→ **YOUR GOAL**: Go through the listing beneath this task and return every line that carries the string "below".

(Dataset rows)
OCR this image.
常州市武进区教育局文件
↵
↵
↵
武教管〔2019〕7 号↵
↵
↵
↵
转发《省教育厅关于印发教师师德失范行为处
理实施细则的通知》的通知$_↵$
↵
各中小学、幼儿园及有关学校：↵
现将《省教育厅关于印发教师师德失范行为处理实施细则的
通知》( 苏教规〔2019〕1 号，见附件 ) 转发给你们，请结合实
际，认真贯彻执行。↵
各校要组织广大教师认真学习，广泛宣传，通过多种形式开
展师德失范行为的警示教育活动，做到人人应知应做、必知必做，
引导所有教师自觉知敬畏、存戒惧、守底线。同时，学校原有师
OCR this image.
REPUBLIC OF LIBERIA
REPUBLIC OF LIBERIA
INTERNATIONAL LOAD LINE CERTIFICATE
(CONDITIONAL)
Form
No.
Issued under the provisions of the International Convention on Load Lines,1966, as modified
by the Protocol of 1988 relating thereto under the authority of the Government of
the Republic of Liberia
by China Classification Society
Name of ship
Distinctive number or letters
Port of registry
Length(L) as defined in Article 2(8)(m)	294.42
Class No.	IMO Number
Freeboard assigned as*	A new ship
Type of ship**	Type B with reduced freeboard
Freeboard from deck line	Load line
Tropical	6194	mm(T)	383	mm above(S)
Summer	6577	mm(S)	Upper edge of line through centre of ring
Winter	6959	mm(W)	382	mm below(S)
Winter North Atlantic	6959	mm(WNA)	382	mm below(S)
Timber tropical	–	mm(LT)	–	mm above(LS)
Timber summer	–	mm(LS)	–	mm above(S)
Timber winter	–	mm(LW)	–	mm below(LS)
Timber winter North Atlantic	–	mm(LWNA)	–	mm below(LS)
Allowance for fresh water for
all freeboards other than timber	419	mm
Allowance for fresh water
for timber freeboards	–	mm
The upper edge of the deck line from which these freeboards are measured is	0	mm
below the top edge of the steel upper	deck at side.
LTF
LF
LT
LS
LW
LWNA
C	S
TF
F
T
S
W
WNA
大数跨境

→ **OUTPUT FOR THIS EXERCISE**:
Winter	6959	mm(W)	382	mm below(S)
Winter North Atlantic	6959	mm(WNA)	382	mm below(S)
Timber winter	–	mm(LW)	–	mm below(LS)
Timber winter North Atlantic	–	mm(LWNA)	–	mm below(LS)
below the top edge of the steel upper	deck at side.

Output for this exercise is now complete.